— STATED EXERCISE —
Output the lines that follow exactly as they are.

--- --- ---

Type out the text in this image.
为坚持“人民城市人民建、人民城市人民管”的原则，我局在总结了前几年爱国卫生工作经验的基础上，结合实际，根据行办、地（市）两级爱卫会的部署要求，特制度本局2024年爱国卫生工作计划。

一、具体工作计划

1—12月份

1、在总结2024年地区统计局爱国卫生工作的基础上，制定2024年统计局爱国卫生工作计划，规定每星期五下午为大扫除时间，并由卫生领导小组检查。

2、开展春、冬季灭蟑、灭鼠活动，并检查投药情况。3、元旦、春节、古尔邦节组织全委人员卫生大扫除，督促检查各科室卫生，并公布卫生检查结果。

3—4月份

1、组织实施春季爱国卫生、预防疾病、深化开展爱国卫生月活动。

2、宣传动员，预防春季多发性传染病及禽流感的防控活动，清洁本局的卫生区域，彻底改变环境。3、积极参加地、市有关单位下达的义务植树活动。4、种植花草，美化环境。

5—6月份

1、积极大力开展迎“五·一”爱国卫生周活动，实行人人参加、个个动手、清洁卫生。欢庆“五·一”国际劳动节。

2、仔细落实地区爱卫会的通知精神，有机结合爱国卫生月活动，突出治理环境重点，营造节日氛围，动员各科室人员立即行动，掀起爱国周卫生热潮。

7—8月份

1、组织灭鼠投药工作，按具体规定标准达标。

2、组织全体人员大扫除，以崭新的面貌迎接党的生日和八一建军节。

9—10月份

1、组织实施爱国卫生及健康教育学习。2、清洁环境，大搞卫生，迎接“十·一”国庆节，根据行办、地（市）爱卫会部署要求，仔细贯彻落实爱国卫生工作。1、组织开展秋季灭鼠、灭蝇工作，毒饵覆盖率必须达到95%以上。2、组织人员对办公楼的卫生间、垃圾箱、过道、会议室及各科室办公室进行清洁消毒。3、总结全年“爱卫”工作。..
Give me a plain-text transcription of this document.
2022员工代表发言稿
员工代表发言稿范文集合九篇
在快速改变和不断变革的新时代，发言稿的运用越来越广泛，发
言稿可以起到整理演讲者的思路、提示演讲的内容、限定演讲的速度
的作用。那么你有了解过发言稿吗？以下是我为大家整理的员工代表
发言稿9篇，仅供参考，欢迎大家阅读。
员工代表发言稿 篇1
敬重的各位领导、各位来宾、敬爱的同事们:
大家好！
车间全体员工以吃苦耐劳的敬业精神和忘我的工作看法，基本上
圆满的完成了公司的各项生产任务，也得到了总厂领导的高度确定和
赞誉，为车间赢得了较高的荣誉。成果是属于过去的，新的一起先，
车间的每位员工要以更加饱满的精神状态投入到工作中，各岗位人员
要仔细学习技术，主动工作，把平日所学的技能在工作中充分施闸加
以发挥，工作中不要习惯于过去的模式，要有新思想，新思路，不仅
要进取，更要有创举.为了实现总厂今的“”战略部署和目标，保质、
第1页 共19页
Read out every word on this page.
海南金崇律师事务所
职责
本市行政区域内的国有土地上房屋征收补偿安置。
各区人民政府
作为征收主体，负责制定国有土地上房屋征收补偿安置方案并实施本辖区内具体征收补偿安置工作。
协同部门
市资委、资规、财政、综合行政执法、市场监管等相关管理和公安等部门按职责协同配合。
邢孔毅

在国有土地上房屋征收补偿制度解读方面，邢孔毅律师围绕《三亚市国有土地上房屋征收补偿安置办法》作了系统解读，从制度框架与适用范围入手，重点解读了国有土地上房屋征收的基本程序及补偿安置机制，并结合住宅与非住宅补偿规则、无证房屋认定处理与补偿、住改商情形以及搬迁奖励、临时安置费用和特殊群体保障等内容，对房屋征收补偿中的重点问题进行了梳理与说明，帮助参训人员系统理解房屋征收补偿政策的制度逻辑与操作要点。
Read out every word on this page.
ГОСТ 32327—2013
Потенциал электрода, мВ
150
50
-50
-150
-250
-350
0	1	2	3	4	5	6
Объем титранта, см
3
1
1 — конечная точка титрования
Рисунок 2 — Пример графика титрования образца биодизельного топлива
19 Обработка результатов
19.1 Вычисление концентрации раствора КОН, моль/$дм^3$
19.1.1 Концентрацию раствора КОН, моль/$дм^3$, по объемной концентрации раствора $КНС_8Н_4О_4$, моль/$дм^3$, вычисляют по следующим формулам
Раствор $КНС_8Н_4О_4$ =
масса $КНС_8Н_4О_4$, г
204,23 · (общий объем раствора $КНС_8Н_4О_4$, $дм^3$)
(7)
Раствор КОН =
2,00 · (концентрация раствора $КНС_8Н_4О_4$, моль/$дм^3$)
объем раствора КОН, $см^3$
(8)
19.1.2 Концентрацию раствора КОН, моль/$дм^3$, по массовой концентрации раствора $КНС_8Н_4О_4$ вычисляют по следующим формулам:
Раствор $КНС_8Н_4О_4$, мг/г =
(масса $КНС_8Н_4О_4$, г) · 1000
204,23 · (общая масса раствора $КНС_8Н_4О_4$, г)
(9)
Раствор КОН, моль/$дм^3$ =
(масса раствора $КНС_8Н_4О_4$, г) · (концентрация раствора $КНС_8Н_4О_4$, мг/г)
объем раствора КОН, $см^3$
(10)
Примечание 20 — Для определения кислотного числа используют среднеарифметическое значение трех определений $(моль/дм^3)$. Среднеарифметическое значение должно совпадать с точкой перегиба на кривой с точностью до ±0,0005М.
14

--- --- ---

— FINAL ANSWER —
Type out the text in this image.
为坚持“人民城市人民建、人民城市人民管”的原则，我局在总结了前几年爱国卫生工作经验的基础上，结合实际，根据行办、地（市）两级爱卫会的部署要求，特制度本局2024年爱国卫生工作计划。

一、具体工作计划

1—12月份

1、在总结2024年地区统计局爱国卫生工作的基础上，制定2024年统计局爱国卫生工作计划，规定每星期五下午为大扫除时间，并由卫生领导小组检查。

2、开展春、冬季灭蟑、灭鼠活动，并检查投药情况。3、元旦、春节、古尔邦节组织全委人员卫生大扫除，督促检查各科室卫生，并公布卫生检查结果。

3—4月份

1、组织实施春季爱国卫生、预防疾病、深化开展爱国卫生月活动。

2、宣传动员，预防春季多发性传染病及禽流感的防控活动，清洁本局的卫生区域，彻底改变环境。3、积极参加地、市有关单位下达的义务植树活动。4、种植花草，美化环境。

5—6月份

1、积极大力开展迎“五·一”爱国卫生周活动，实行人人参加、个个动手、清洁卫生。欢庆“五·一”国际劳动节。

2、仔细落实地区爱卫会的通知精神，有机结合爱国卫生月活动，突出治理环境重点，营造节日氛围，动员各科室人员立即行动，掀起爱国周卫生热潮。

7—8月份

1、组织灭鼠投药工作，按具体规定标准达标。

2、组织全体人员大扫除，以崭新的面貌迎接党的生日和八一建军节。

9—10月份

1、组织实施爱国卫生及健康教育学习。2、清洁环境，大搞卫生，迎接“十·一”国庆节，根据行办、地（市）爱卫会部署要求，仔细贯彻落实爱国卫生工作。1、组织开展秋季灭鼠、灭蝇工作，毒饵覆盖率必须达到95%以上。2、组织人员对办公楼的卫生间、垃圾箱、过道、会议室及各科室办公室进行清洁消毒。3、总结全年“爱卫”工作。..
Give me a plain-text transcription of this document.
2022员工代表发言稿
员工代表发言稿范文集合九篇
在快速改变和不断变革的新时代，发言稿的运用越来越广泛，发
言稿可以起到整理演讲者的思路、提示演讲的内容、限定演讲的速度
的作用。那么你有了解过发言稿吗？以下是我为大家整理的员工代表
发言稿9篇，仅供参考，欢迎大家阅读。
员工代表发言稿 篇1
敬重的各位领导、各位来宾、敬爱的同事们:
大家好！
车间全体员工以吃苦耐劳的敬业精神和忘我的工作看法，基本上
圆满的完成了公司的各项生产任务，也得到了总厂领导的高度确定和
赞誉，为车间赢得了较高的荣誉。成果是属于过去的，新的一起先，
车间的每位员工要以更加饱满的精神状态投入到工作中，各岗位人员
要仔细学习技术，主动工作，把平日所学的技能在工作中充分施闸加
以发挥，工作中不要习惯于过去的模式，要有新思想，新思路，不仅
要进取，更要有创举.为了实现总厂今的“”战略部署和目标，保质、
第1页 共19页
Read out every word on this page.
海南金崇律师事务所
职责
本市行政区域内的国有土地上房屋征收补偿安置。
各区人民政府
作为征收主体，负责制定国有土地上房屋征收补偿安置方案并实施本辖区内具体征收补偿安置工作。
协同部门
市资委、资规、财政、综合行政执法、市场监管等相关管理和公安等部门按职责协同配合。
邢孔毅

在国有土地上房屋征收补偿制度解读方面，邢孔毅律师围绕《三亚市国有土地上房屋征收补偿安置办法》作了系统解读，从制度框架与适用范围入手，重点解读了国有土地上房屋征收的基本程序及补偿安置机制，并结合住宅与非住宅补偿规则、无证房屋认定处理与补偿、住改商情形以及搬迁奖励、临时安置费用和特殊群体保障等内容，对房屋征收补偿中的重点问题进行了梳理与说明，帮助参训人员系统理解房屋征收补偿政策的制度逻辑与操作要点。
Read out every word on this page.
ГОСТ 32327—2013
Потенциал электрода, мВ
150
50
-50
-150
-250
-350
0	1	2	3	4	5	6
Объем титранта, см
3
1
1 — конечная точка титрования
Рисунок 2 — Пример графика титрования образца биодизельного топлива
19 Обработка результатов
19.1 Вычисление концентрации раствора КОН, моль/$дм^3$
19.1.1 Концентрацию раствора КОН, моль/$дм^3$, по объемной концентрации раствора $КНС_8Н_4О_4$, моль/$дм^3$, вычисляют по следующим формулам
Раствор $КНС_8Н_4О_4$ =
масса $КНС_8Н_4О_4$, г
204,23 · (общий объем раствора $КНС_8Н_4О_4$, $дм^3$)
(7)
Раствор КОН =
2,00 · (концентрация раствора $КНС_8Н_4О_4$, моль/$дм^3$)
объем раствора КОН, $см^3$
(8)
19.1.2 Концентрацию раствора КОН, моль/$дм^3$, по массовой концентрации раствора $КНС_8Н_4О_4$ вычисляют по следующим формулам:
Раствор $КНС_8Н_4О_4$, мг/г =
(масса $КНС_8Н_4О_4$, г) · 1000
204,23 · (общая масса раствора $КНС_8Н_4О_4$, г)
(9)
Раствор КОН, моль/$дм^3$ =
(масса раствора $КНС_8Н_4О_4$, г) · (концентрация раствора $КНС_8Н_4О_4$, мг/г)
объем раствора КОН, $см^3$
(10)
Примечание 20 — Для определения кислотного числа используют среднеарифметическое значение трех определений $(моль/дм^3)$. Среднеарифметическое значение должно совпадать с точкой перегиба на кривой с точностью до ±0,0005М.
14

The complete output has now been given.